Task description
Return the entries verbatim and drop every picture.

* START *

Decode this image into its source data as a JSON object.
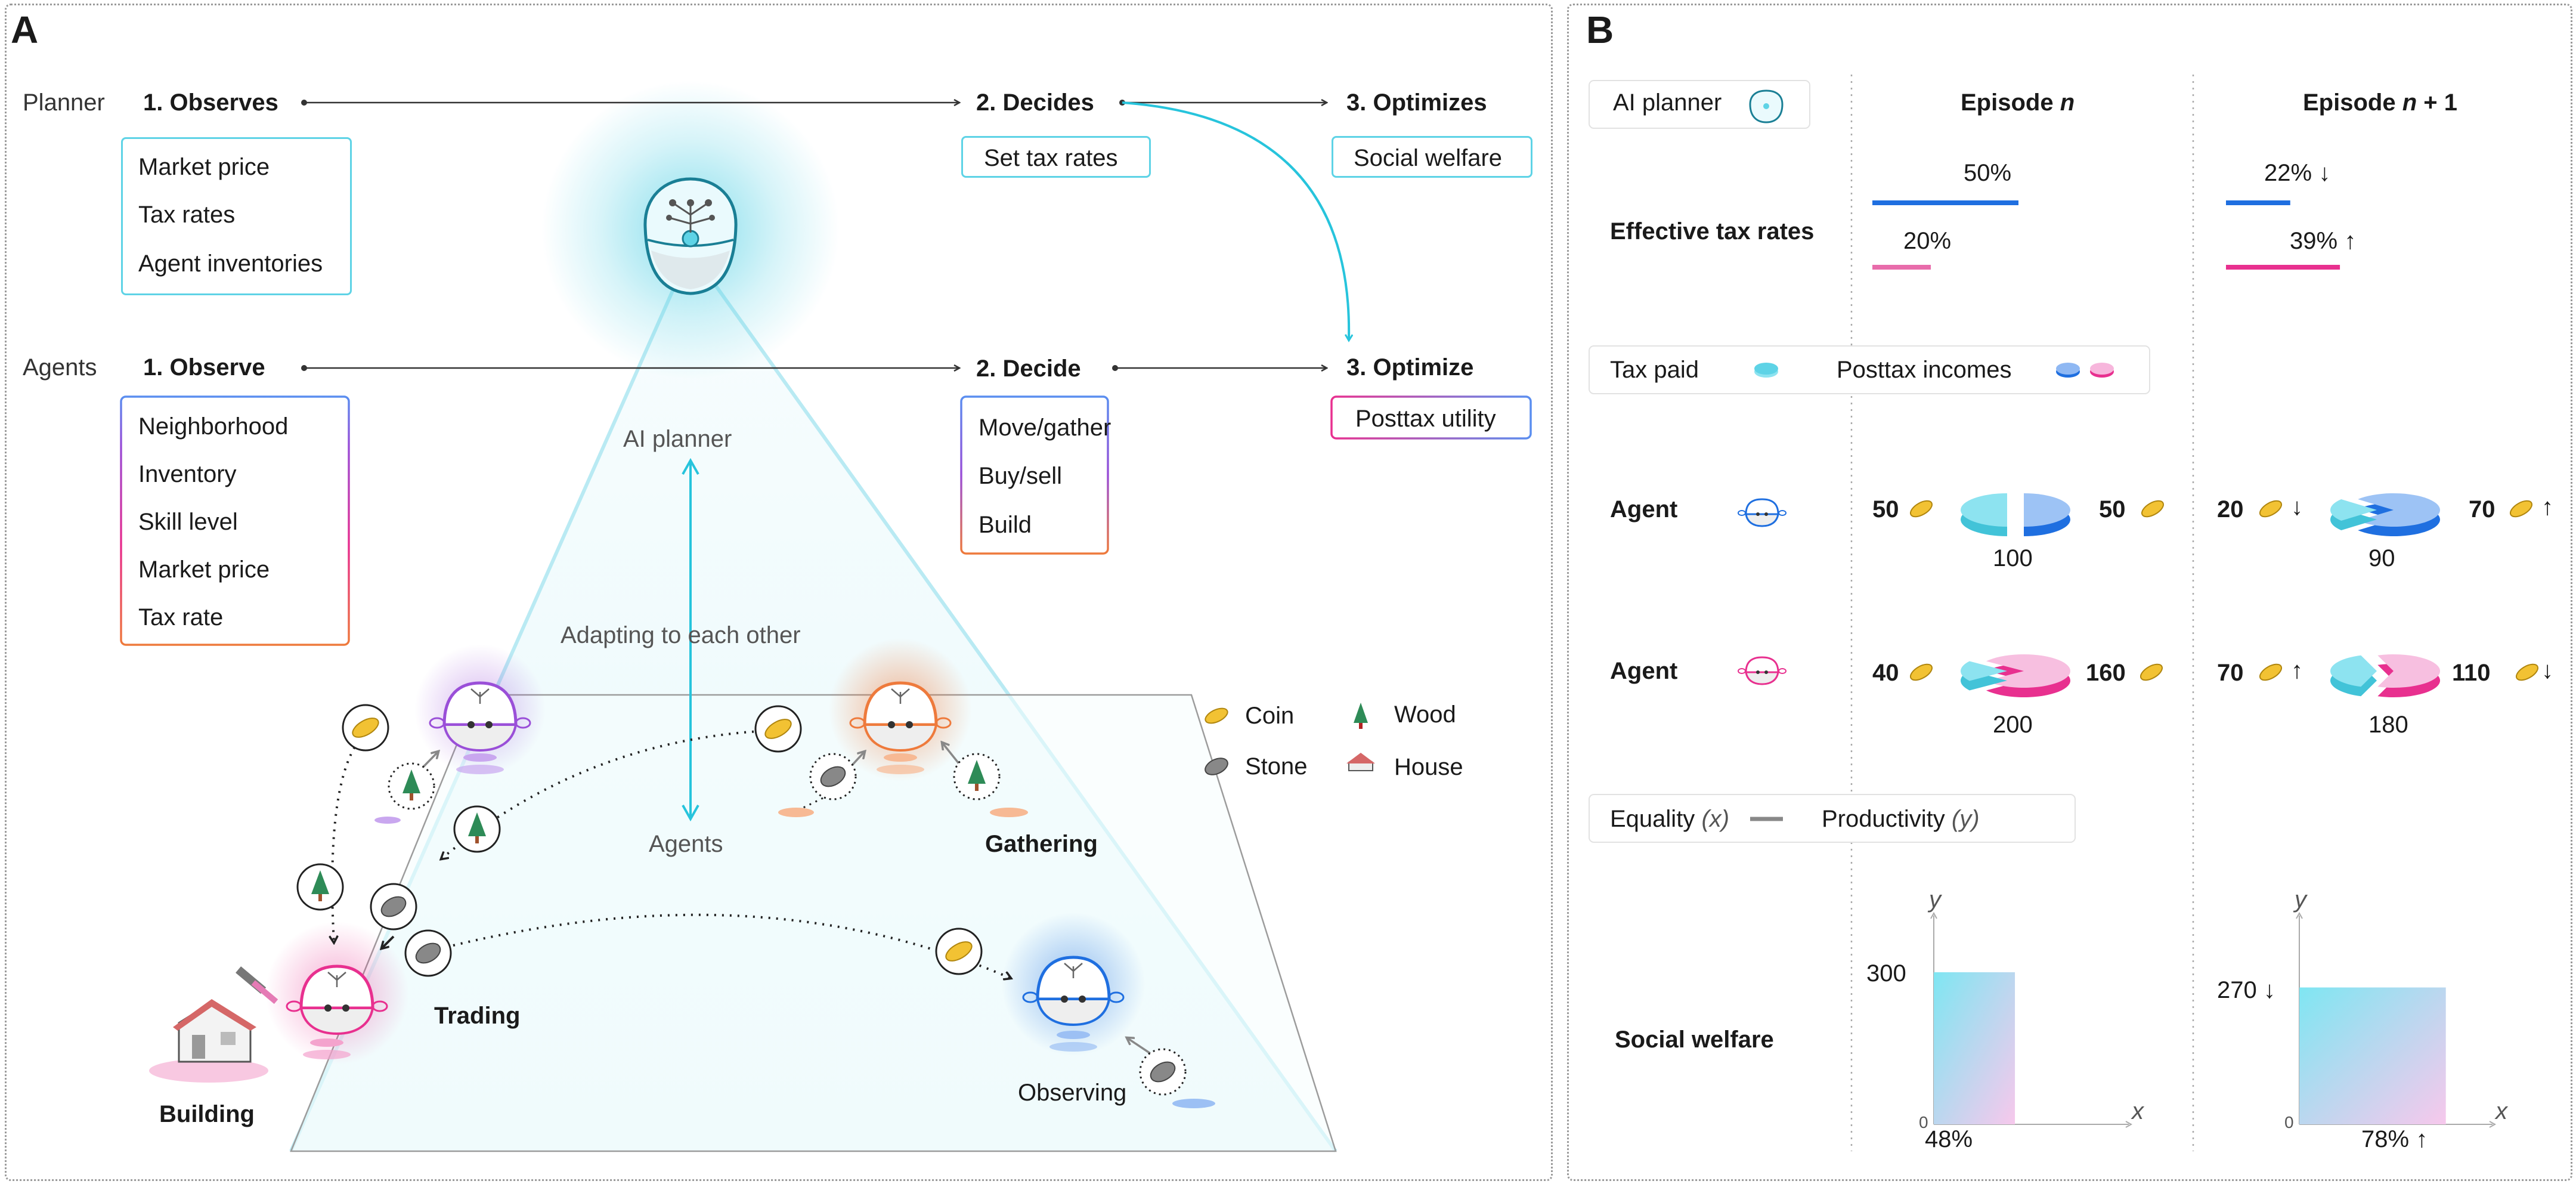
{
  "panel_a": {
    "label": "A",
    "planner_row": {
      "label": "Planner",
      "step1": "1. Observes",
      "step1_items": [
        "Market price",
        "Tax rates",
        "Agent inventories"
      ],
      "step2": "2. Decides",
      "step2_item": "Set tax rates",
      "step3": "3. Optimizes",
      "step3_item": "Social welfare"
    },
    "agents_row": {
      "label": "Agents",
      "step1": "1. Observe",
      "step1_items": [
        "Neighborhood",
        "Inventory",
        "Skill level",
        "Market price",
        "Tax rate"
      ],
      "step2": "2. Decide",
      "step2_items": [
        "Move/gather",
        "Buy/sell",
        "Build"
      ],
      "step3": "3. Optimize",
      "step3_item": "Posttax utility"
    },
    "scene": {
      "top_label": "AI planner",
      "middle_label": "Adapting to  each other",
      "bottom_label": "Agents",
      "activities": [
        "Gathering",
        "Trading",
        "Building",
        "Observing"
      ],
      "resource_legend": [
        "Coin",
        "Wood",
        "Stone",
        "House"
      ]
    }
  },
  "panel_b": {
    "label": "B",
    "planner_legend": "AI planner",
    "episode_n_prefix": "Episode ",
    "episode_n_var": "n",
    "episode_n1_prefix": "Episode ",
    "episode_n1_var": "n",
    "episode_n1_suffix": " + 1",
    "tax_row_label": "Effective tax rates",
    "tax_rates": {
      "episode_n": {
        "top": "50%",
        "bottom": "20%"
      },
      "episode_n1": {
        "top": "22%",
        "top_arrow": "↓",
        "bottom": "39%",
        "bottom_arrow": "↑"
      }
    },
    "tax_rate_values": {
      "episode_n": [
        50,
        20
      ],
      "episode_n1": [
        22,
        39
      ]
    },
    "pie_legend": {
      "tax": "Tax paid",
      "income": "Posttax incomes"
    },
    "agent_label": "Agent",
    "agent1": {
      "episode_n": {
        "tax": "50",
        "income": "50",
        "total": "100"
      },
      "episode_n1": {
        "tax": "20",
        "tax_arrow": "↓",
        "income": "70",
        "income_arrow": "↑",
        "total": "90"
      }
    },
    "agent2": {
      "episode_n": {
        "tax": "40",
        "income": "160",
        "total": "200"
      },
      "episode_n1": {
        "tax": "70",
        "tax_arrow": "↑",
        "income": "110",
        "income_arrow": "↓",
        "total": "180"
      }
    },
    "welfare_legend": {
      "equality": "Equality",
      "equality_var": "(x)",
      "productivity": "Productivity",
      "productivity_var": "(y)"
    },
    "welfare_label": "Social welfare",
    "welfare_charts": {
      "episode_n": {
        "y_axis": "y",
        "x_axis": "x",
        "origin": "0",
        "y_value": "300",
        "x_value": "48%",
        "equality": 48,
        "productivity": 300
      },
      "episode_n1": {
        "y_axis": "y",
        "x_axis": "x",
        "origin": "0",
        "y_value": "270",
        "y_arrow": "↓",
        "x_value": "78%",
        "x_arrow": "↑",
        "equality": 78,
        "productivity": 270
      }
    }
  },
  "colors": {
    "cyan": "#5ed3e6",
    "blue": "#1f6fe0",
    "pink": "#e8308f",
    "orange": "#ee7a3c",
    "purple": "#9a4fd8",
    "coin": "#f2c233"
  }
}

* END *

The response
Decode this image into its source data as a JSON object.
{
  "panel_a": {
    "label": "A",
    "planner_row": {
      "label": "Planner",
      "step1": "1. Observes",
      "step1_items": [
        "Market price",
        "Tax rates",
        "Agent inventories"
      ],
      "step2": "2. Decides",
      "step2_item": "Set tax rates",
      "step3": "3. Optimizes",
      "step3_item": "Social welfare"
    },
    "agents_row": {
      "label": "Agents",
      "step1": "1. Observe",
      "step1_items": [
        "Neighborhood",
        "Inventory",
        "Skill level",
        "Market price",
        "Tax rate"
      ],
      "step2": "2. Decide",
      "step2_items": [
        "Move/gather",
        "Buy/sell",
        "Build"
      ],
      "step3": "3. Optimize",
      "step3_item": "Posttax utility"
    },
    "scene": {
      "top_label": "AI planner",
      "middle_label": "Adapting to  each other",
      "bottom_label": "Agents",
      "activities": [
        "Gathering",
        "Trading",
        "Building",
        "Observing"
      ],
      "resource_legend": [
        "Coin",
        "Wood",
        "Stone",
        "House"
      ]
    }
  },
  "panel_b": {
    "label": "B",
    "planner_legend": "AI planner",
    "episode_n_prefix": "Episode ",
    "episode_n_var": "n",
    "episode_n1_prefix": "Episode ",
    "episode_n1_var": "n",
    "episode_n1_suffix": " + 1",
    "tax_row_label": "Effective tax rates",
    "tax_rates": {
      "episode_n": {
        "top": "50%",
        "bottom": "20%"
      },
      "episode_n1": {
        "top": "22%",
        "top_arrow": "↓",
        "bottom": "39%",
        "bottom_arrow": "↑"
      }
    },
    "tax_rate_values": {
      "episode_n": [
        50,
        20
      ],
      "episode_n1": [
        22,
        39
      ]
    },
    "pie_legend": {
      "tax": "Tax paid",
      "income": "Posttax incomes"
    },
    "agent_label": "Agent",
    "agent1": {
      "episode_n": {
        "tax": "50",
        "income": "50",
        "total": "100"
      },
      "episode_n1": {
        "tax": "20",
        "tax_arrow": "↓",
        "income": "70",
        "income_arrow": "↑",
        "total": "90"
      }
    },
    "agent2": {
      "episode_n": {
        "tax": "40",
        "income": "160",
        "total": "200"
      },
      "episode_n1": {
        "tax": "70",
        "tax_arrow": "↑",
        "income": "110",
        "income_arrow": "↓",
        "total": "180"
      }
    },
    "welfare_legend": {
      "equality": "Equality",
      "equality_var": "(x)",
      "productivity": "Productivity",
      "productivity_var": "(y)"
    },
    "welfare_label": "Social welfare",
    "welfare_charts": {
      "episode_n": {
        "y_axis": "y",
        "x_axis": "x",
        "origin": "0",
        "y_value": "300",
        "x_value": "48%",
        "equality": 48,
        "productivity": 300
      },
      "episode_n1": {
        "y_axis": "y",
        "x_axis": "x",
        "origin": "0",
        "y_value": "270",
        "y_arrow": "↓",
        "x_value": "78%",
        "x_arrow": "↑",
        "equality": 78,
        "productivity": 270
      }
    }
  },
  "colors": {
    "cyan": "#5ed3e6",
    "blue": "#1f6fe0",
    "pink": "#e8308f",
    "orange": "#ee7a3c",
    "purple": "#9a4fd8",
    "coin": "#f2c233"
  }
}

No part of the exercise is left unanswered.